━━━━━ Data excerpts ━━━━━

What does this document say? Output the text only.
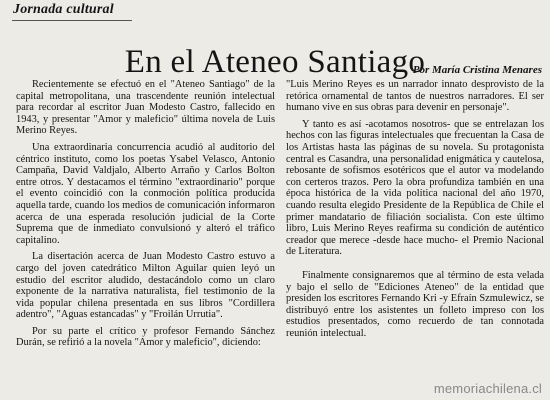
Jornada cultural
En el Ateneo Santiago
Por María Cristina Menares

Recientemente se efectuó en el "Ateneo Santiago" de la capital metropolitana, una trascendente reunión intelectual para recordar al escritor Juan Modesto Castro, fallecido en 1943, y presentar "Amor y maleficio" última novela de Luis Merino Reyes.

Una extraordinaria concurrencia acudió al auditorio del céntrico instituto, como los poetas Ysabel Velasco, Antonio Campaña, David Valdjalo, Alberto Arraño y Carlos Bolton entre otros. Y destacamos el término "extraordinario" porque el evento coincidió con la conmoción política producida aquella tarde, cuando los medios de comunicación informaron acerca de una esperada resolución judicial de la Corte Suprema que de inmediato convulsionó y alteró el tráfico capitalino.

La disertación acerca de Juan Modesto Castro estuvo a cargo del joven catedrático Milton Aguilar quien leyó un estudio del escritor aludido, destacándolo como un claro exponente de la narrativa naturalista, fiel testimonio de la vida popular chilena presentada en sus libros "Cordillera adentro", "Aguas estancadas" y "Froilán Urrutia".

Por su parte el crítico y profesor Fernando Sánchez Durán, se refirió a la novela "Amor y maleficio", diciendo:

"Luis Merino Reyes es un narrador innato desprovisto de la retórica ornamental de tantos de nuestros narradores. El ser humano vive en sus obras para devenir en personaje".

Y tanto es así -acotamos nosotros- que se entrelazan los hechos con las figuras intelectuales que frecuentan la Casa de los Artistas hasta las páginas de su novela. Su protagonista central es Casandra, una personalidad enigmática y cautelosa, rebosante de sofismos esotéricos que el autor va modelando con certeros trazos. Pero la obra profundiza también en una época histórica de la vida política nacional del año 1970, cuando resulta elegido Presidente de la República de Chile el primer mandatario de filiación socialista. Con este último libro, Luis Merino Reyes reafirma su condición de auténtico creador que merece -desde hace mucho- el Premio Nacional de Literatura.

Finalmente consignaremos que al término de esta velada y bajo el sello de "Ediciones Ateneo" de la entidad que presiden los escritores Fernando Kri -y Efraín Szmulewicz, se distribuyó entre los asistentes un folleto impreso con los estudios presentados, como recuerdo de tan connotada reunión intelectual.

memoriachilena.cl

━━━━━

→ **Required work**: Scan the material above and determine how many lines include the word "Santiago"; report only the number.

→ **Task response**: 2